▶ EXCERPT PROVIDED
[BEGIN]
Subsidiaries. The creation of a subsidiary, ie
one with a separate legal personality, implies the creation of a
new Belgian company and hence the submission to the full Belgian
applicable regulatory regime. The most important requirements will
relate to share capital, identity of shareholders, management,
internal organization and, for credit institutions and investment
firms, adherence to the Belgian deposit protection scheme.
Besides the regulatory aspects, a number of other aspects must
also be taken into account which mainly relate to corporate law
(incorporation; registration; publication of information); tax law
(VAT) and employment law (work permits; professional cards;
registration with social security administration). In this regard
it must be noted that branches must not only publish information in
Belgium with regard to the Belgian branch but also with regard to
the company of which the branch depends (the extent of such
disclosure requirements will again depend on whether such company
is located inside or outside the EU).
It might be useful to draw the attention to the existence of the
Royal Decree of December 20 1995 regarding foreign investment firms
(the RD of 1995). The RD of 1995 creates the framework within which
EU and non-EU investment firms are allowed to offer services in
Belgium, with or without having an establishment or branch in
Belgium. The possibility for non-EU investment firms to provide
services in Belgium without having an establishment or branch in
Belgium, is a possibility that does not exist for non-EU financial
institutions regarding banking services.
Financial services online/e-banking
Today, new technology is revolutionizing the operation of, and
access to, markets (eg alternative trading systems or online
broking). It is transforming the rendering of financial services
(eg web advertising). It is acting as a catalyst for the creation
of new financial services and new business models (eg day trading
centers), often triggering new alliances involving
telecommunications, information technology and financial services
providers.
However, financial institutions wishing to use these new
technologies still face a number of regulatory uncertainties. On
May 5 2000, the CBF laid down a number of guidelines for the
organization and internal control of electronic financial services
in a circular letter.
These guidelines are based on two widely accepted principles.
First, a financial institution offering financial services via the
internet is required to comply with all legal and regulatory
provisions applicable to these transactions in the same way as via
other distribution channels. Second, the institution is required to
have an appropriate structure in place, as well as safeguard
arrangements for electronic data processing, and to have adequate
internal control procedures to cover the specific risks attendant
on this distribution channel.
[END]
▶ RECORDS
[BEGIN]
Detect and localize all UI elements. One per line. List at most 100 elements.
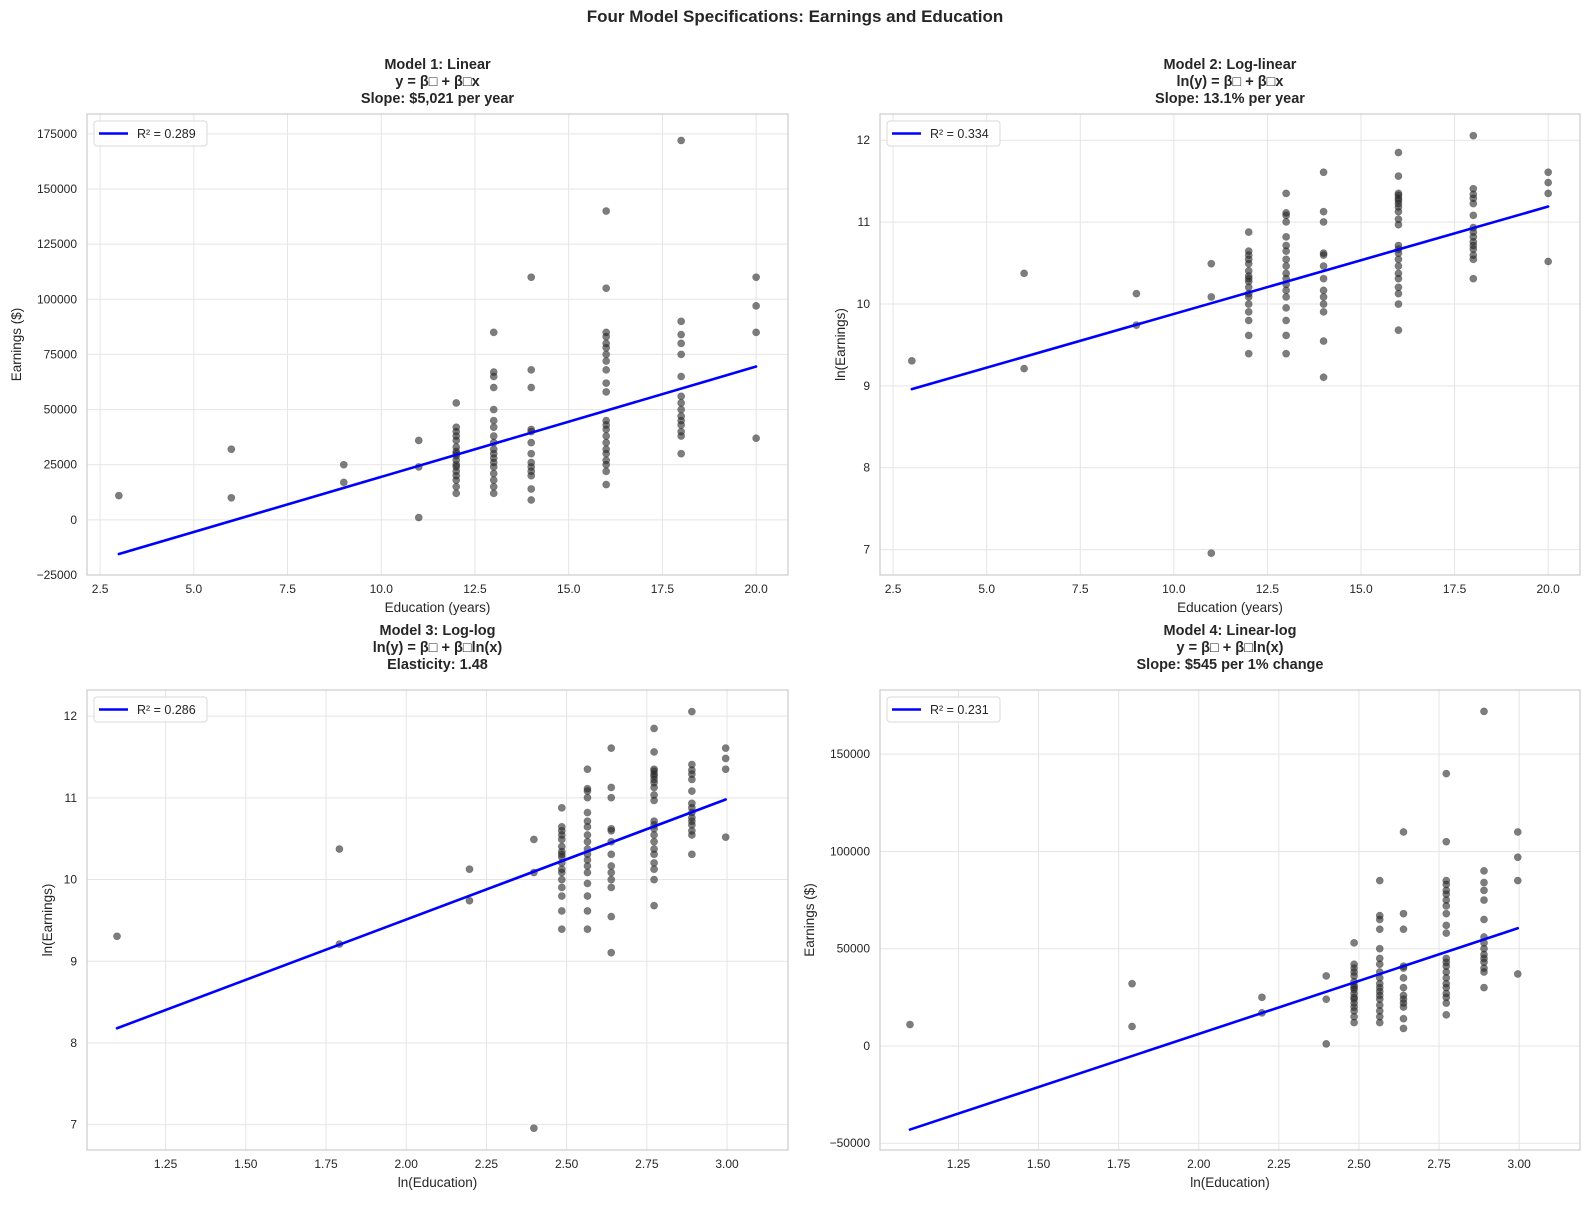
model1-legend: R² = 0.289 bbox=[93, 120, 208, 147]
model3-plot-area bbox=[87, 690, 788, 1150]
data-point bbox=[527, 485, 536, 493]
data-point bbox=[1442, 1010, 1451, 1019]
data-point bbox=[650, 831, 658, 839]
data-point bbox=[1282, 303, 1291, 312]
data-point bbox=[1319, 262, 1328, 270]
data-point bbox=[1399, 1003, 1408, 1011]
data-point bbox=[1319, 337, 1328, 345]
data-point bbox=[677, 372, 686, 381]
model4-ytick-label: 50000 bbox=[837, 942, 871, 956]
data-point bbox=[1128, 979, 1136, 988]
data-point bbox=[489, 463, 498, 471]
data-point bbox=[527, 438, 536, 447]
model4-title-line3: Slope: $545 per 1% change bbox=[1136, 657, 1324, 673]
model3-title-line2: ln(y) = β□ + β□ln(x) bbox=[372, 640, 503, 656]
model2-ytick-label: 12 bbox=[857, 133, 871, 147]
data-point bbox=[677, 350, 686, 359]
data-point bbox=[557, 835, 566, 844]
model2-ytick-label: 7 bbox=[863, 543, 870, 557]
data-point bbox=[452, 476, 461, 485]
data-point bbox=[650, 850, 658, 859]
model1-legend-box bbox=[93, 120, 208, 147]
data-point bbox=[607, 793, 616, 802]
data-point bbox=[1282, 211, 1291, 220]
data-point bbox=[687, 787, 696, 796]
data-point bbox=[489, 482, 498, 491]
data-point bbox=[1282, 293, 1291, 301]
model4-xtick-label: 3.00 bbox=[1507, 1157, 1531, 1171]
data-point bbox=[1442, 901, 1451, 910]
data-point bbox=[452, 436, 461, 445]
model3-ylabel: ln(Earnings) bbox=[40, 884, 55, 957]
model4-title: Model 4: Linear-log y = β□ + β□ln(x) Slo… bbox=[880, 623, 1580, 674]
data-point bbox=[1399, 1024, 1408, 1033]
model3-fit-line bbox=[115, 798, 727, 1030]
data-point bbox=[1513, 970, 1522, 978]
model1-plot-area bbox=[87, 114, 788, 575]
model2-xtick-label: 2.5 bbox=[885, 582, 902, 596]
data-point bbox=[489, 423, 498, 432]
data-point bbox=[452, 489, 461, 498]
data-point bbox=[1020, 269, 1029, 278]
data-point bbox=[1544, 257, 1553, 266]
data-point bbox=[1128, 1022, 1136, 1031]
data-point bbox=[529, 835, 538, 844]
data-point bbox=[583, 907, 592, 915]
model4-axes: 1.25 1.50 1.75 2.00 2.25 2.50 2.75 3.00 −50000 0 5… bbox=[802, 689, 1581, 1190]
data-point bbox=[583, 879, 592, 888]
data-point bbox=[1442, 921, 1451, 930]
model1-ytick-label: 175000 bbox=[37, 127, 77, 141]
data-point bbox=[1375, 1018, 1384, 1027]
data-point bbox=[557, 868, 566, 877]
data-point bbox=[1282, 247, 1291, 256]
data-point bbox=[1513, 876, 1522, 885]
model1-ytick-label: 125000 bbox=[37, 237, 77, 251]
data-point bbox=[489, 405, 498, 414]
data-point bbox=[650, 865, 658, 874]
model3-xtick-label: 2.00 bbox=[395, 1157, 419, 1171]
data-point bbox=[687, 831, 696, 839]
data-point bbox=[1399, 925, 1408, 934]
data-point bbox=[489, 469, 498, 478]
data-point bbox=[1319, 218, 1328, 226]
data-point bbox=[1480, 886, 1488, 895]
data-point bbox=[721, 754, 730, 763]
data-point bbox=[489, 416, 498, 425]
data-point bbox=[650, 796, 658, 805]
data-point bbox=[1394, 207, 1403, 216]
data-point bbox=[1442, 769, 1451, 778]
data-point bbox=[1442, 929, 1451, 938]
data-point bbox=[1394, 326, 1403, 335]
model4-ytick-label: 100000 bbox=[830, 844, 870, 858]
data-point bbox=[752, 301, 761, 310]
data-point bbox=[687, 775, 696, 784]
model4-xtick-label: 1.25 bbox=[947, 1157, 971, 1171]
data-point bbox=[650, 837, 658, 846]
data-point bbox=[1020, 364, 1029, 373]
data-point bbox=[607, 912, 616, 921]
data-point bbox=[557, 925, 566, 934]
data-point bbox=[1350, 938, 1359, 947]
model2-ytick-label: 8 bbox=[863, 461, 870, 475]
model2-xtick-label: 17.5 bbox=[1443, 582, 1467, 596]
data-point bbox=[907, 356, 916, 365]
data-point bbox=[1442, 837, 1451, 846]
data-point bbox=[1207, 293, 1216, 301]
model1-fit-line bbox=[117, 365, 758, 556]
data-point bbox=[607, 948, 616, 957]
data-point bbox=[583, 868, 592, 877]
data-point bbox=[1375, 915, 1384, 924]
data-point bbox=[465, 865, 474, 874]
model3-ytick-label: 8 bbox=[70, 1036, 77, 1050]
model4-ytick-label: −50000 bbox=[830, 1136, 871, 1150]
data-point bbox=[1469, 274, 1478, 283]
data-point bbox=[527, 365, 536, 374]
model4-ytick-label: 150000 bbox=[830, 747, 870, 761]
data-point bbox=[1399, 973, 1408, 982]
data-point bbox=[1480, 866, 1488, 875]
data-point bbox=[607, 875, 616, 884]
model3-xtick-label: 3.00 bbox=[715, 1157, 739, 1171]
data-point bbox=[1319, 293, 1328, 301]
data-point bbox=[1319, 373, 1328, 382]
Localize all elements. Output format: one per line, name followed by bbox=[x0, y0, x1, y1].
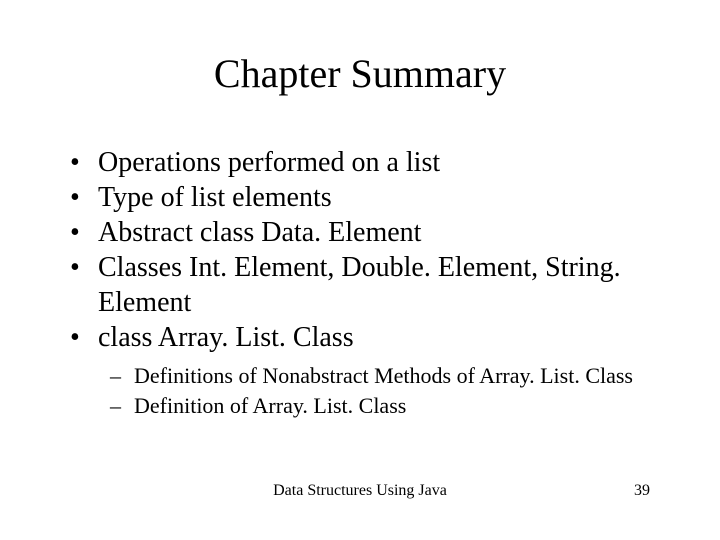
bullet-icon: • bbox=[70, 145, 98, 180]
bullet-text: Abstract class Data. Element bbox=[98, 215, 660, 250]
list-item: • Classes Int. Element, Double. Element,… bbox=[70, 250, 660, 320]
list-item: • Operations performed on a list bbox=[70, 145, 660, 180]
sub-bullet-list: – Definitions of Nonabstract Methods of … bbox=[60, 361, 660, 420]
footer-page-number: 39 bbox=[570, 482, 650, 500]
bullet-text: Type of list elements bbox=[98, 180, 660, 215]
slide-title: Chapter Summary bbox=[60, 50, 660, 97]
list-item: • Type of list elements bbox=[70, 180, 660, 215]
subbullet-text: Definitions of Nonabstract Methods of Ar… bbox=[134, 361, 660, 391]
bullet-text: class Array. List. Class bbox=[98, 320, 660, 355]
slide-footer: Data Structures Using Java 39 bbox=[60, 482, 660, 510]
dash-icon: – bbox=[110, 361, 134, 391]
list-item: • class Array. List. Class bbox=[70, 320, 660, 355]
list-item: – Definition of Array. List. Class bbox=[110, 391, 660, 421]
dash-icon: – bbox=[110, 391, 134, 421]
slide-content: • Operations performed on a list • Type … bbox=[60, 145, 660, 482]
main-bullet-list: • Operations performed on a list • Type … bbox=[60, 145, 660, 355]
[END]
Does each of these statements agree with the excerpt on Belgian financial regulation? Answer yes or no for each, and quote the words of the text that decide it.
1. The CBF set out guidelines on electronic financial services on May 5 2000.
2. Non-EU financial institutions may provide banking services in Belgium without an establishment or branch there.
3. Branches need to publish information in Belgium only about the Belgian branch itself.
The listing is not needed here.

1. Yes: "On May 5 2000, the CBF laid down a number of guidelines for the organization and internal control of electronic financial services in a circular letter."
2. No: "is a possibility that does not exist for non-EU financial institutions regarding banking services."
3. No: "branches must not only publish information in Belgium with regard to the Belgian branch but also with regard to the company of which the branch depends"